## Work required:
Images appear in the records below; leave them out and repeat everything else exactly.

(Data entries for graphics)
######

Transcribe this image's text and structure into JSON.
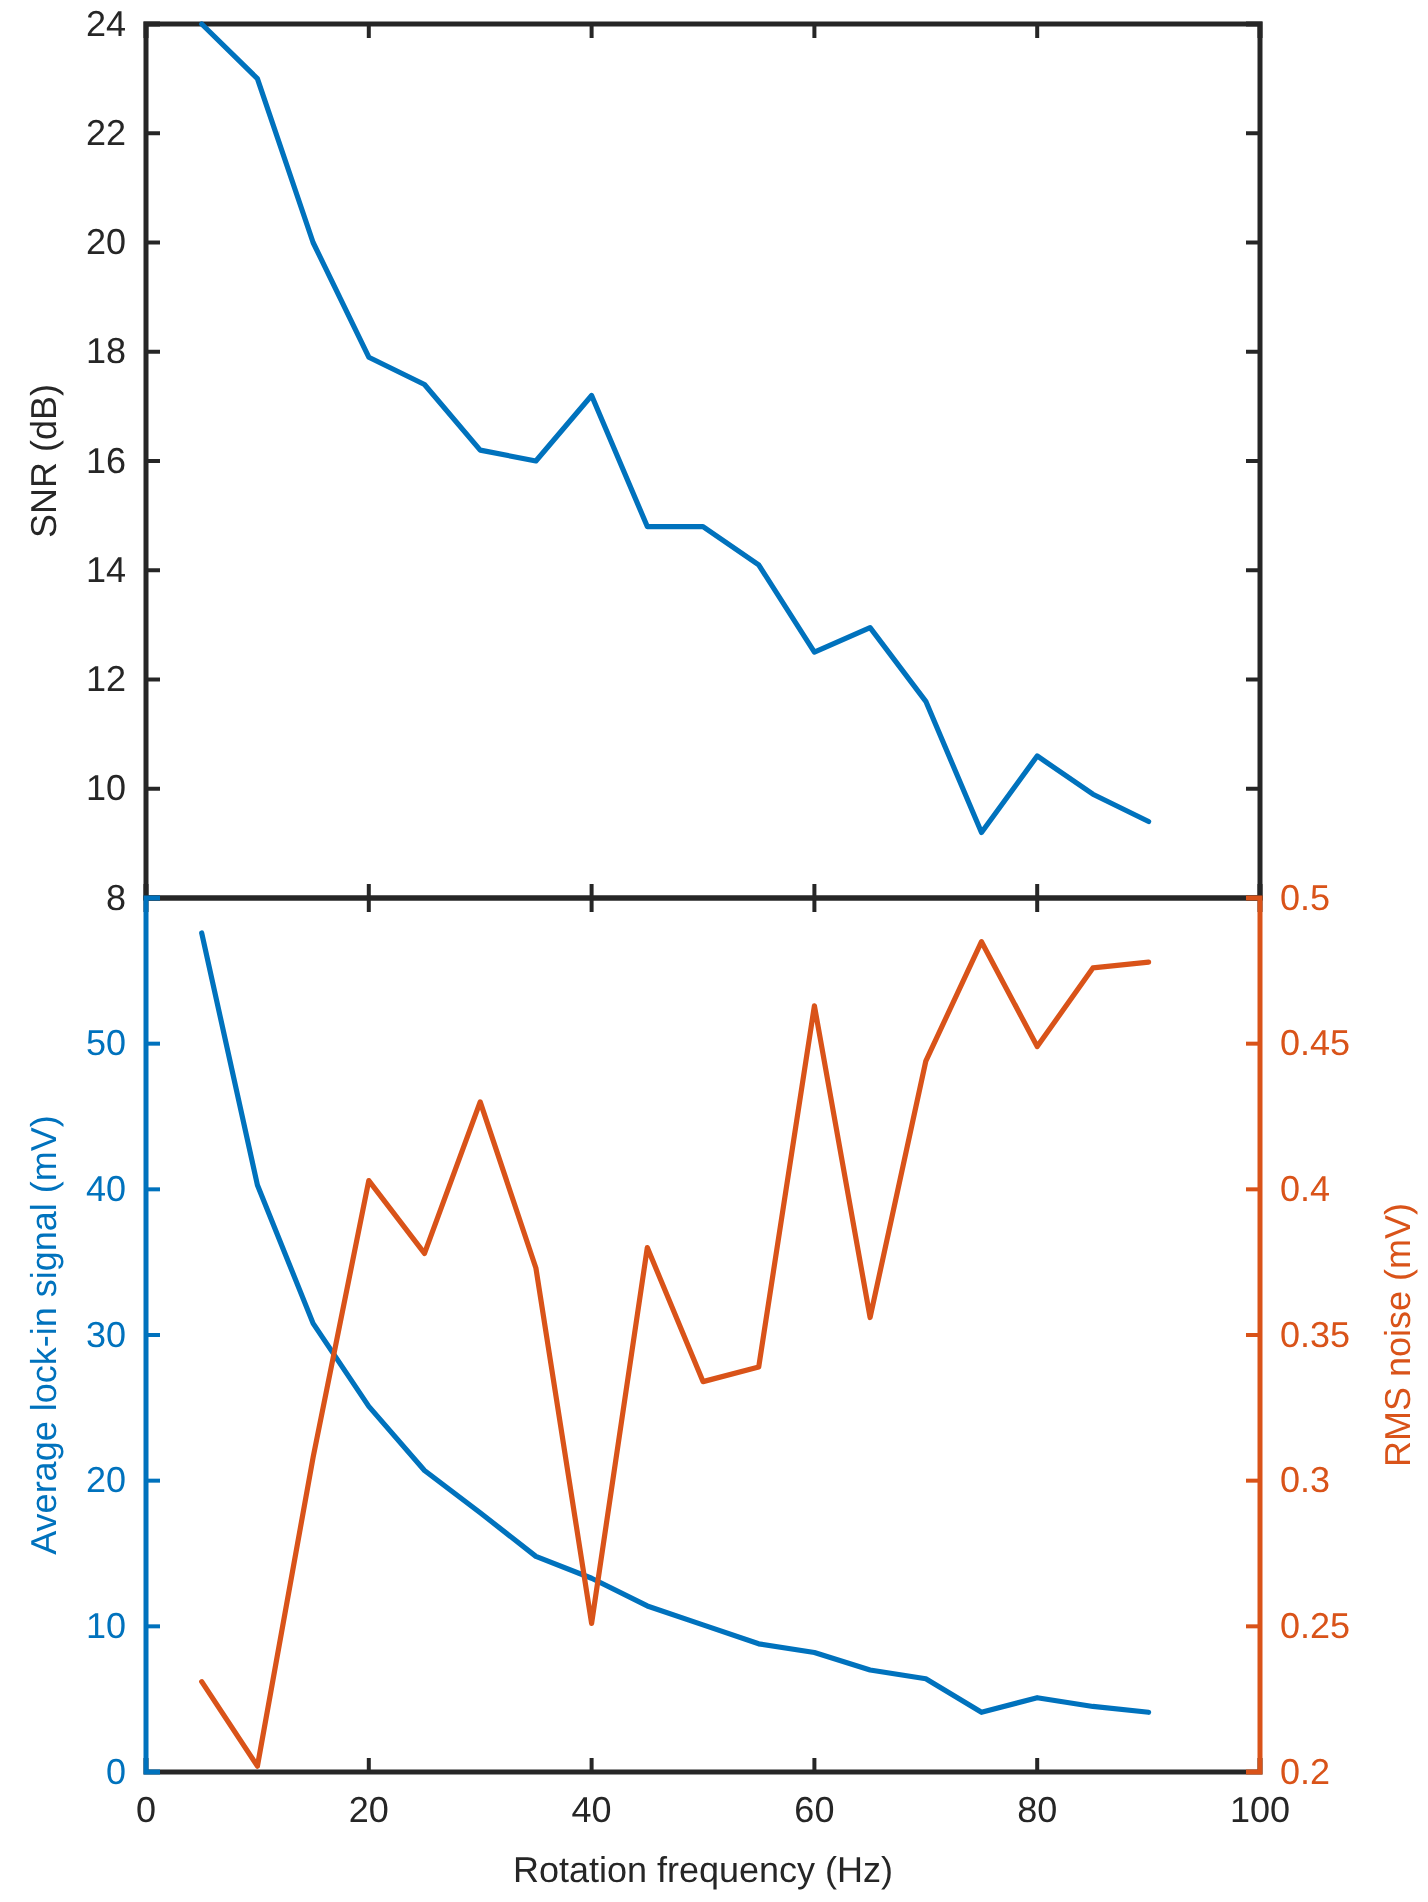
{
  "chart_data": [
    {
      "type": "line",
      "ylabel": "SNR (dB)",
      "x": [
        5,
        10,
        15,
        20,
        25,
        30,
        35,
        40,
        45,
        50,
        55,
        60,
        65,
        70,
        75,
        80,
        85,
        90
      ],
      "xlim": [
        0,
        100
      ],
      "xticks": [
        0,
        20,
        40,
        60,
        80,
        100
      ],
      "ylim": [
        8,
        24
      ],
      "yticks": [
        8,
        10,
        12,
        14,
        16,
        18,
        20,
        22,
        24
      ],
      "tick_labels": "y",
      "grid": false,
      "series": [
        {
          "color": "#0072bd",
          "values": [
            24,
            23,
            20,
            17.9,
            17.4,
            16.2,
            16.0,
            17.2,
            14.8,
            14.8,
            14.1,
            12.5,
            12.95,
            11.6,
            9.2,
            10.6,
            9.9,
            9.4
          ]
        }
      ]
    },
    {
      "type": "line",
      "xlabel": "Rotation frequency (Hz)",
      "ylabel": "Average lock-in signal (mV)",
      "y2label": "RMS noise (mV)",
      "x": [
        5,
        10,
        15,
        20,
        25,
        30,
        35,
        40,
        45,
        50,
        55,
        60,
        65,
        70,
        75,
        80,
        85,
        90
      ],
      "xlim": [
        0,
        100
      ],
      "xticks": [
        0,
        20,
        40,
        60,
        80,
        100
      ],
      "ylim": [
        0,
        60
      ],
      "yticks": [
        0,
        10,
        20,
        30,
        40,
        50
      ],
      "y2lim": [
        0.2,
        0.5
      ],
      "y2ticks": [
        0.2,
        0.25,
        0.3,
        0.35,
        0.4,
        0.45,
        0.5
      ],
      "grid": false,
      "series": [
        {
          "color": "#0072bd",
          "values": [
            57.6,
            40.3,
            30.8,
            25.1,
            20.7,
            17.8,
            14.8,
            13.3,
            11.4,
            10.1,
            8.8,
            8.2,
            7.0,
            6.4,
            4.1,
            5.1,
            4.5,
            4.1
          ]
        },
        {
          "color": "#d95319",
          "axis": "y2",
          "values": [
            0.231,
            0.202,
            0.308,
            0.403,
            0.378,
            0.43,
            0.373,
            0.251,
            0.38,
            0.334,
            0.339,
            0.463,
            0.356,
            0.444,
            0.485,
            0.449,
            0.476,
            0.478
          ]
        }
      ]
    }
  ]
}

######

## Exercise answer:
Transcribe this image's text and structure into JSON.
{
  "chart_data": [
    {
      "type": "line",
      "ylabel": "SNR (dB)",
      "x": [
        5,
        10,
        15,
        20,
        25,
        30,
        35,
        40,
        45,
        50,
        55,
        60,
        65,
        70,
        75,
        80,
        85,
        90
      ],
      "xlim": [
        0,
        100
      ],
      "xticks": [
        0,
        20,
        40,
        60,
        80,
        100
      ],
      "ylim": [
        8,
        24
      ],
      "yticks": [
        8,
        10,
        12,
        14,
        16,
        18,
        20,
        22,
        24
      ],
      "tick_labels": "y",
      "grid": false,
      "series": [
        {
          "color": "#0072bd",
          "values": [
            24,
            23,
            20,
            17.9,
            17.4,
            16.2,
            16.0,
            17.2,
            14.8,
            14.8,
            14.1,
            12.5,
            12.95,
            11.6,
            9.2,
            10.6,
            9.9,
            9.4
          ]
        }
      ]
    },
    {
      "type": "line",
      "xlabel": "Rotation frequency (Hz)",
      "ylabel": "Average lock-in signal (mV)",
      "y2label": "RMS noise (mV)",
      "x": [
        5,
        10,
        15,
        20,
        25,
        30,
        35,
        40,
        45,
        50,
        55,
        60,
        65,
        70,
        75,
        80,
        85,
        90
      ],
      "xlim": [
        0,
        100
      ],
      "xticks": [
        0,
        20,
        40,
        60,
        80,
        100
      ],
      "ylim": [
        0,
        60
      ],
      "yticks": [
        0,
        10,
        20,
        30,
        40,
        50
      ],
      "y2lim": [
        0.2,
        0.5
      ],
      "y2ticks": [
        0.2,
        0.25,
        0.3,
        0.35,
        0.4,
        0.45,
        0.5
      ],
      "grid": false,
      "series": [
        {
          "color": "#0072bd",
          "values": [
            57.6,
            40.3,
            30.8,
            25.1,
            20.7,
            17.8,
            14.8,
            13.3,
            11.4,
            10.1,
            8.8,
            8.2,
            7.0,
            6.4,
            4.1,
            5.1,
            4.5,
            4.1
          ]
        },
        {
          "color": "#d95319",
          "axis": "y2",
          "values": [
            0.231,
            0.202,
            0.308,
            0.403,
            0.378,
            0.43,
            0.373,
            0.251,
            0.38,
            0.334,
            0.339,
            0.463,
            0.356,
            0.444,
            0.485,
            0.449,
            0.476,
            0.478
          ]
        }
      ]
    }
  ]
}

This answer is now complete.